* _EXTRACTED DATA_
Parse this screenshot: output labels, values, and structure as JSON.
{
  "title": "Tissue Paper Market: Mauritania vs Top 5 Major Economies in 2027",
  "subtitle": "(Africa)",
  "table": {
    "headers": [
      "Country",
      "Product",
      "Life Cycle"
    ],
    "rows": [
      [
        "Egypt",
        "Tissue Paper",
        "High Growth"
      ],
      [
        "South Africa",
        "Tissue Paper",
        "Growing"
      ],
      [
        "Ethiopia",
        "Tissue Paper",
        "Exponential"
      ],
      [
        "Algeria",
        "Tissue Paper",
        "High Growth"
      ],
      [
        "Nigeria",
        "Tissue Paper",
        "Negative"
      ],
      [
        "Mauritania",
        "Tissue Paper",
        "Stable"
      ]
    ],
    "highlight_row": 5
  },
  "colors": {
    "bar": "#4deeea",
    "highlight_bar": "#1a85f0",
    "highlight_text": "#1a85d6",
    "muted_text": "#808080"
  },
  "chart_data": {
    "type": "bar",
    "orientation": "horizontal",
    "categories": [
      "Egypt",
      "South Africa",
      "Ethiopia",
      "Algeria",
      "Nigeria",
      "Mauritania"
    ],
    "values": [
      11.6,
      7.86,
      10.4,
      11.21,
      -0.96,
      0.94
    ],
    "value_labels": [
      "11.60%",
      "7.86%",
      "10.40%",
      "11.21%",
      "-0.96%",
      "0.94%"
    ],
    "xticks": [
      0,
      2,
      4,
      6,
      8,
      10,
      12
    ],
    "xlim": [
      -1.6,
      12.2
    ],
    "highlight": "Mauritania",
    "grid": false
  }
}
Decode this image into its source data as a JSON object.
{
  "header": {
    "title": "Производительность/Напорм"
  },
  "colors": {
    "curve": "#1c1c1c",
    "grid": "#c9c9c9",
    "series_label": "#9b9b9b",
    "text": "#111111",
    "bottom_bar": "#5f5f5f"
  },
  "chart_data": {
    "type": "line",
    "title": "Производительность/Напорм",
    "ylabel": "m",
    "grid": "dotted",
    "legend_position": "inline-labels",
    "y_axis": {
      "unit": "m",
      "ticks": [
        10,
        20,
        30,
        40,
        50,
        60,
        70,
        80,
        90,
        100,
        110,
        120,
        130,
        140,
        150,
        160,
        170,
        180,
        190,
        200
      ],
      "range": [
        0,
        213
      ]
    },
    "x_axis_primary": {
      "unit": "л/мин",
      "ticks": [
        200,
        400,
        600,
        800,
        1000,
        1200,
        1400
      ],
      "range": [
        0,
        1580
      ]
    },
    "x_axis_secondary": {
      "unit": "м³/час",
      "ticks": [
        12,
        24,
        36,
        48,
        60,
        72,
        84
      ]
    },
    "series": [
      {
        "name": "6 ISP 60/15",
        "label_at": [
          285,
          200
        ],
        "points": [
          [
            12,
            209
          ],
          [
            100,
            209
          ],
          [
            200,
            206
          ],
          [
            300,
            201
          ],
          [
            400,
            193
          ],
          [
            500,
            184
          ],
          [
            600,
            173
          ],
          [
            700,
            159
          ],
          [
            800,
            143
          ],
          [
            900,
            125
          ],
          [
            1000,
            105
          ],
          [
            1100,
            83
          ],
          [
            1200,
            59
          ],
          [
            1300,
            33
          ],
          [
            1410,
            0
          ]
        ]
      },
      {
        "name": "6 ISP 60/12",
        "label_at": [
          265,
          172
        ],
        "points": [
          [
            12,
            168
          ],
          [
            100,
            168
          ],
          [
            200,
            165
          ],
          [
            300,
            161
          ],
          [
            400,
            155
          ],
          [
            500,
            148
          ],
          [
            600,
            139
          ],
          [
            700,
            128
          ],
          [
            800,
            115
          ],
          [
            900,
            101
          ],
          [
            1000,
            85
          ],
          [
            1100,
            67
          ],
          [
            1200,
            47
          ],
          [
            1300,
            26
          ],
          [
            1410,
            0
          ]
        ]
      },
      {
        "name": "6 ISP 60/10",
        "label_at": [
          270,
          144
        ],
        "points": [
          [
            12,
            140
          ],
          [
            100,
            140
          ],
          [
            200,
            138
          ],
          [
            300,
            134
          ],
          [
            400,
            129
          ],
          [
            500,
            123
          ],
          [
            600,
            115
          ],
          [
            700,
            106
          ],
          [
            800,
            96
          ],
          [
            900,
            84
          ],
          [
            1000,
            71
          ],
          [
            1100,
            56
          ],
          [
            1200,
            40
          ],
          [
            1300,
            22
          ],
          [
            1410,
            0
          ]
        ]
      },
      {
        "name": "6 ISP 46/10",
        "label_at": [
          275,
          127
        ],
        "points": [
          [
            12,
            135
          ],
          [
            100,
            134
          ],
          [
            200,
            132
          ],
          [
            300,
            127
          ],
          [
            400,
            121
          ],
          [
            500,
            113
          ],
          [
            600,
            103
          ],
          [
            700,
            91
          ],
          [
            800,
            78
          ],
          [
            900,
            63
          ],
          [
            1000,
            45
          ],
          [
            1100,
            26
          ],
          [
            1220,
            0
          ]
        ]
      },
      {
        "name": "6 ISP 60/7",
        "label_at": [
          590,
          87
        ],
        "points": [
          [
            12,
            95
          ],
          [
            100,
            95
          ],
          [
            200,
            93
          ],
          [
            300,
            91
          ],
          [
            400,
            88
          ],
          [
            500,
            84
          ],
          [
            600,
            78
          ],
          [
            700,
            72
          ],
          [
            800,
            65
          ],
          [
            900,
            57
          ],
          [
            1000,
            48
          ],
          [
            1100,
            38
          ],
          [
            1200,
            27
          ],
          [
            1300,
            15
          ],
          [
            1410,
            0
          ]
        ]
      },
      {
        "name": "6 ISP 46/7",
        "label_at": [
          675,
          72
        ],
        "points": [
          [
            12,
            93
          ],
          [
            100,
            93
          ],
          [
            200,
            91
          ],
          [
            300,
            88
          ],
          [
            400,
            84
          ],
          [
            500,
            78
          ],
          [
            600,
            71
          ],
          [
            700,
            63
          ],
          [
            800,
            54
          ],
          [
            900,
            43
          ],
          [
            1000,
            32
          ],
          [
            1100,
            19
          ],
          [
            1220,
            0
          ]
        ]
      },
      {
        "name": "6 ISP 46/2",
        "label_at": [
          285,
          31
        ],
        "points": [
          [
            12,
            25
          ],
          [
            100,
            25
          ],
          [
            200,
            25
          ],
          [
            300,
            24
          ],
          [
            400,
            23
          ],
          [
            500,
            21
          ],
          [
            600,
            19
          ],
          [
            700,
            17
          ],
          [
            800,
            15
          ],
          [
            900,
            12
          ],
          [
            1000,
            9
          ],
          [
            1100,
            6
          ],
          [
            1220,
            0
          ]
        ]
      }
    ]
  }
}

* _WHAT IS BEING ASKED_
Extract all of the material exactly as it is written.

* _ANSWER TO THIS TASK_
Parse this screenshot: output labels, values, and structure as JSON.
{
  "title": "Tissue Paper Market: Mauritania vs Top 5 Major Economies in 2027",
  "subtitle": "(Africa)",
  "table": {
    "headers": [
      "Country",
      "Product",
      "Life Cycle"
    ],
    "rows": [
      [
        "Egypt",
        "Tissue Paper",
        "High Growth"
      ],
      [
        "South Africa",
        "Tissue Paper",
        "Growing"
      ],
      [
        "Ethiopia",
        "Tissue Paper",
        "Exponential"
      ],
      [
        "Algeria",
        "Tissue Paper",
        "High Growth"
      ],
      [
        "Nigeria",
        "Tissue Paper",
        "Negative"
      ],
      [
        "Mauritania",
        "Tissue Paper",
        "Stable"
      ]
    ],
    "highlight_row": 5
  },
  "colors": {
    "bar": "#4deeea",
    "highlight_bar": "#1a85f0",
    "highlight_text": "#1a85d6",
    "muted_text": "#808080"
  },
  "chart_data": {
    "type": "bar",
    "orientation": "horizontal",
    "categories": [
      "Egypt",
      "South Africa",
      "Ethiopia",
      "Algeria",
      "Nigeria",
      "Mauritania"
    ],
    "values": [
      11.6,
      7.86,
      10.4,
      11.21,
      -0.96,
      0.94
    ],
    "value_labels": [
      "11.60%",
      "7.86%",
      "10.40%",
      "11.21%",
      "-0.96%",
      "0.94%"
    ],
    "xticks": [
      0,
      2,
      4,
      6,
      8,
      10,
      12
    ],
    "xlim": [
      -1.6,
      12.2
    ],
    "highlight": "Mauritania",
    "grid": false
  }
}
Decode this image into its source data as a JSON object.
{
  "header": {
    "title": "Производительность/Напорм"
  },
  "colors": {
    "curve": "#1c1c1c",
    "grid": "#c9c9c9",
    "series_label": "#9b9b9b",
    "text": "#111111",
    "bottom_bar": "#5f5f5f"
  },
  "chart_data": {
    "type": "line",
    "title": "Производительность/Напорм",
    "ylabel": "m",
    "grid": "dotted",
    "legend_position": "inline-labels",
    "y_axis": {
      "unit": "m",
      "ticks": [
        10,
        20,
        30,
        40,
        50,
        60,
        70,
        80,
        90,
        100,
        110,
        120,
        130,
        140,
        150,
        160,
        170,
        180,
        190,
        200
      ],
      "range": [
        0,
        213
      ]
    },
    "x_axis_primary": {
      "unit": "л/мин",
      "ticks": [
        200,
        400,
        600,
        800,
        1000,
        1200,
        1400
      ],
      "range": [
        0,
        1580
      ]
    },
    "x_axis_secondary": {
      "unit": "м³/час",
      "ticks": [
        12,
        24,
        36,
        48,
        60,
        72,
        84
      ]
    },
    "series": [
      {
        "name": "6 ISP 60/15",
        "label_at": [
          285,
          200
        ],
        "points": [
          [
            12,
            209
          ],
          [
            100,
            209
          ],
          [
            200,
            206
          ],
          [
            300,
            201
          ],
          [
            400,
            193
          ],
          [
            500,
            184
          ],
          [
            600,
            173
          ],
          [
            700,
            159
          ],
          [
            800,
            143
          ],
          [
            900,
            125
          ],
          [
            1000,
            105
          ],
          [
            1100,
            83
          ],
          [
            1200,
            59
          ],
          [
            1300,
            33
          ],
          [
            1410,
            0
          ]
        ]
      },
      {
        "name": "6 ISP 60/12",
        "label_at": [
          265,
          172
        ],
        "points": [
          [
            12,
            168
          ],
          [
            100,
            168
          ],
          [
            200,
            165
          ],
          [
            300,
            161
          ],
          [
            400,
            155
          ],
          [
            500,
            148
          ],
          [
            600,
            139
          ],
          [
            700,
            128
          ],
          [
            800,
            115
          ],
          [
            900,
            101
          ],
          [
            1000,
            85
          ],
          [
            1100,
            67
          ],
          [
            1200,
            47
          ],
          [
            1300,
            26
          ],
          [
            1410,
            0
          ]
        ]
      },
      {
        "name": "6 ISP 60/10",
        "label_at": [
          270,
          144
        ],
        "points": [
          [
            12,
            140
          ],
          [
            100,
            140
          ],
          [
            200,
            138
          ],
          [
            300,
            134
          ],
          [
            400,
            129
          ],
          [
            500,
            123
          ],
          [
            600,
            115
          ],
          [
            700,
            106
          ],
          [
            800,
            96
          ],
          [
            900,
            84
          ],
          [
            1000,
            71
          ],
          [
            1100,
            56
          ],
          [
            1200,
            40
          ],
          [
            1300,
            22
          ],
          [
            1410,
            0
          ]
        ]
      },
      {
        "name": "6 ISP 46/10",
        "label_at": [
          275,
          127
        ],
        "points": [
          [
            12,
            135
          ],
          [
            100,
            134
          ],
          [
            200,
            132
          ],
          [
            300,
            127
          ],
          [
            400,
            121
          ],
          [
            500,
            113
          ],
          [
            600,
            103
          ],
          [
            700,
            91
          ],
          [
            800,
            78
          ],
          [
            900,
            63
          ],
          [
            1000,
            45
          ],
          [
            1100,
            26
          ],
          [
            1220,
            0
          ]
        ]
      },
      {
        "name": "6 ISP 60/7",
        "label_at": [
          590,
          87
        ],
        "points": [
          [
            12,
            95
          ],
          [
            100,
            95
          ],
          [
            200,
            93
          ],
          [
            300,
            91
          ],
          [
            400,
            88
          ],
          [
            500,
            84
          ],
          [
            600,
            78
          ],
          [
            700,
            72
          ],
          [
            800,
            65
          ],
          [
            900,
            57
          ],
          [
            1000,
            48
          ],
          [
            1100,
            38
          ],
          [
            1200,
            27
          ],
          [
            1300,
            15
          ],
          [
            1410,
            0
          ]
        ]
      },
      {
        "name": "6 ISP 46/7",
        "label_at": [
          675,
          72
        ],
        "points": [
          [
            12,
            93
          ],
          [
            100,
            93
          ],
          [
            200,
            91
          ],
          [
            300,
            88
          ],
          [
            400,
            84
          ],
          [
            500,
            78
          ],
          [
            600,
            71
          ],
          [
            700,
            63
          ],
          [
            800,
            54
          ],
          [
            900,
            43
          ],
          [
            1000,
            32
          ],
          [
            1100,
            19
          ],
          [
            1220,
            0
          ]
        ]
      },
      {
        "name": "6 ISP 46/2",
        "label_at": [
          285,
          31
        ],
        "points": [
          [
            12,
            25
          ],
          [
            100,
            25
          ],
          [
            200,
            25
          ],
          [
            300,
            24
          ],
          [
            400,
            23
          ],
          [
            500,
            21
          ],
          [
            600,
            19
          ],
          [
            700,
            17
          ],
          [
            800,
            15
          ],
          [
            900,
            12
          ],
          [
            1000,
            9
          ],
          [
            1100,
            6
          ],
          [
            1220,
            0
          ]
        ]
      }
    ]
  }
}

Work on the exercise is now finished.